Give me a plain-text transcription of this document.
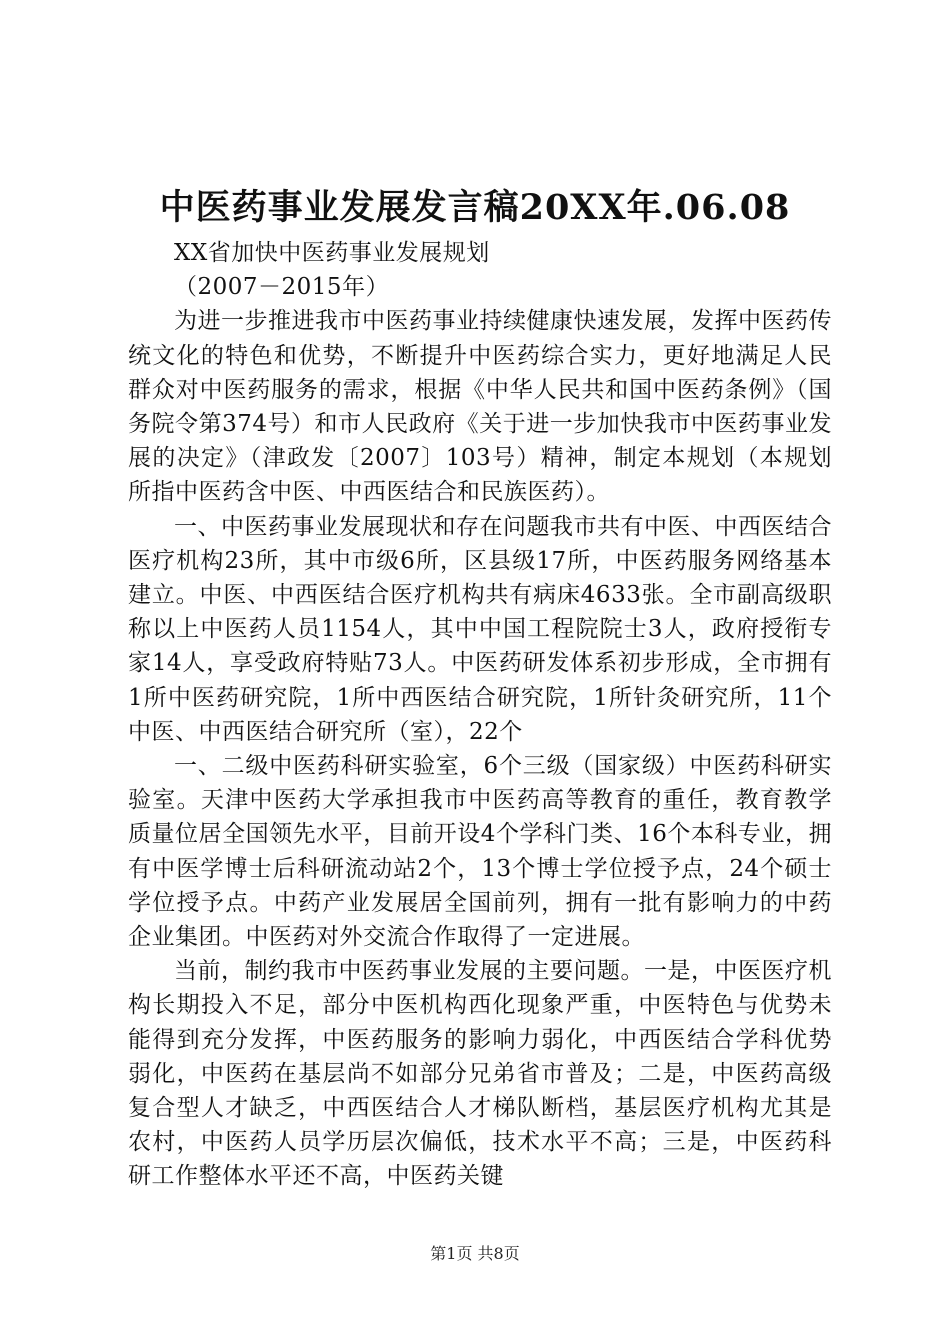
中医药事业发展发言稿20XX年.06.08

XX省加快中医药事业发展规划

（2007－2015年）

为进一步推进我市中医药事业持续健康快速发展，发挥中医药传统文化的特色和优势，不断提升中医药综合实力，更好地满足人民群众对中医药服务的需求，根据《中华人民共和国中医药条例》（国务院令第374号）和市人民政府《关于进一步加快我市中医药事业发展的决定》（津政发〔2007〕103号）精神，制定本规划（本规划所指中医药含中医、中西医结合和民族医药）。

一、中医药事业发展现状和存在问题我市共有中医、中西医结合医疗机构23所，其中市级6所，区县级17所，中医药服务网络基本建立。中医、中西医结合医疗机构共有病床4633张。全市副高级职称以上中医药人员1154人，其中中国工程院院士3人，政府授衔专家14人，享受政府特贴73人。中医药研发体系初步形成，全市拥有1所中医药研究院，1所中西医结合研究院，1所针灸研究所，11个中医、中西医结合研究所（室），22个

一、二级中医药科研实验室，6个三级（国家级）中医药科研实验室。天津中医药大学承担我市中医药高等教育的重任，教育教学质量位居全国领先水平，目前开设4个学科门类、16个本科专业，拥有中医学博士后科研流动站2个，13个博士学位授予点，24个硕士学位授予点。中药产业发展居全国前列，拥有一批有影响力的中药企业集团。中医药对外交流合作取得了一定进展。

当前，制约我市中医药事业发展的主要问题。一是，中医医疗机构长期投入不足，部分中医机构西化现象严重，中医特色与优势未能得到充分发挥，中医药服务的影响力弱化，中西医结合学科优势弱化，中医药在基层尚不如部分兄弟省市普及；二是，中医药高级复合型人才缺乏，中西医结合人才梯队断档，基层医疗机构尤其是农村，中医药人员学历层次偏低，技术水平不高；三是，中医药科研工作整体水平还不高，中医药关键

第1页 共8页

---

* STATED GOAL: All the lines above are to be reproduced exactly, except the pictures.

* RESULT:
Give me a plain-text transcription of this document.
中医药事业发展发言稿20XX年.06.08

XX省加快中医药事业发展规划

（2007－2015年）

为进一步推进我市中医药事业持续健康快速发展，发挥中医药传统文化的特色和优势，不断提升中医药综合实力，更好地满足人民群众对中医药服务的需求，根据《中华人民共和国中医药条例》（国务院令第374号）和市人民政府《关于进一步加快我市中医药事业发展的决定》（津政发〔2007〕103号）精神，制定本规划（本规划所指中医药含中医、中西医结合和民族医药）。

一、中医药事业发展现状和存在问题我市共有中医、中西医结合医疗机构23所，其中市级6所，区县级17所，中医药服务网络基本建立。中医、中西医结合医疗机构共有病床4633张。全市副高级职称以上中医药人员1154人，其中中国工程院院士3人，政府授衔专家14人，享受政府特贴73人。中医药研发体系初步形成，全市拥有1所中医药研究院，1所中西医结合研究院，1所针灸研究所，11个中医、中西医结合研究所（室），22个

一、二级中医药科研实验室，6个三级（国家级）中医药科研实验室。天津中医药大学承担我市中医药高等教育的重任，教育教学质量位居全国领先水平，目前开设4个学科门类、16个本科专业，拥有中医学博士后科研流动站2个，13个博士学位授予点，24个硕士学位授予点。中药产业发展居全国前列，拥有一批有影响力的中药企业集团。中医药对外交流合作取得了一定进展。

当前，制约我市中医药事业发展的主要问题。一是，中医医疗机构长期投入不足，部分中医机构西化现象严重，中医特色与优势未能得到充分发挥，中医药服务的影响力弱化，中西医结合学科优势弱化，中医药在基层尚不如部分兄弟省市普及；二是，中医药高级复合型人才缺乏，中西医结合人才梯队断档，基层医疗机构尤其是农村，中医药人员学历层次偏低，技术水平不高；三是，中医药科研工作整体水平还不高，中医药关键

第1页 共8页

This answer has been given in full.